Pull out every line with the word "阳光村务" from the entries below.

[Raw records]
========================

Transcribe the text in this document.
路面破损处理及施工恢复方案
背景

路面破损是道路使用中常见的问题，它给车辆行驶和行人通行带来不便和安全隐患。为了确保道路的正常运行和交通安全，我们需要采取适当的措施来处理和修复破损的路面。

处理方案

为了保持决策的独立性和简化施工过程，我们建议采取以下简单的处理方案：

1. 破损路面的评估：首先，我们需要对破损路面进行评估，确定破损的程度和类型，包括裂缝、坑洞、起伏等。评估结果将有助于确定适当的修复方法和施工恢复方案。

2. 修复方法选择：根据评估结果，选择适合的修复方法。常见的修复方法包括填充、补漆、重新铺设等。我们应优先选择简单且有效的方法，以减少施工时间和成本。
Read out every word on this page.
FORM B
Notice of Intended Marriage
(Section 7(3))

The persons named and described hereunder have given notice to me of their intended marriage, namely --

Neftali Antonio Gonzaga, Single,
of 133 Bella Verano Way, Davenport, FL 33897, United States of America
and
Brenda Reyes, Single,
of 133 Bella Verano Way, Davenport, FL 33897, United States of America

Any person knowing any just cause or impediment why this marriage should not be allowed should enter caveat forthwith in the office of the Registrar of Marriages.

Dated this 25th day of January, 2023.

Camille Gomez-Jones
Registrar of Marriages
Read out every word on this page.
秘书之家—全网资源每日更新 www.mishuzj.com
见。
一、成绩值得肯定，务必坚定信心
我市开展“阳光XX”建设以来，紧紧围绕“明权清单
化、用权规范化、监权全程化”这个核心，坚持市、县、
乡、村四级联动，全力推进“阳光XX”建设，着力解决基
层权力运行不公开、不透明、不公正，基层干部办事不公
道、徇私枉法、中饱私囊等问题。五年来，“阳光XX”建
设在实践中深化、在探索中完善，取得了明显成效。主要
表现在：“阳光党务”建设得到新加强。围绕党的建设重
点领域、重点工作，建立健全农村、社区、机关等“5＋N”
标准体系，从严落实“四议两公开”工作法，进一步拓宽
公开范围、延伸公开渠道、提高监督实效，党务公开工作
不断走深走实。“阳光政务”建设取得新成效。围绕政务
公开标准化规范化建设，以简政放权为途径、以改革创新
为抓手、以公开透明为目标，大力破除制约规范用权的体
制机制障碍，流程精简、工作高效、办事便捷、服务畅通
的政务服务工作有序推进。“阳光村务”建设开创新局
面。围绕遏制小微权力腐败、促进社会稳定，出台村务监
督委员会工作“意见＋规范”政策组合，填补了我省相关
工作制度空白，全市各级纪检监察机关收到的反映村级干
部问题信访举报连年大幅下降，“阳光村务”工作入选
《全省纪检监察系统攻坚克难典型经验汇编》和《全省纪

========================

CORRECT RESPONSE:
的政务服务工作有序推进。“阳光村务”建设开创新局
部问题信访举报连年大幅下降，“阳光村务”工作入选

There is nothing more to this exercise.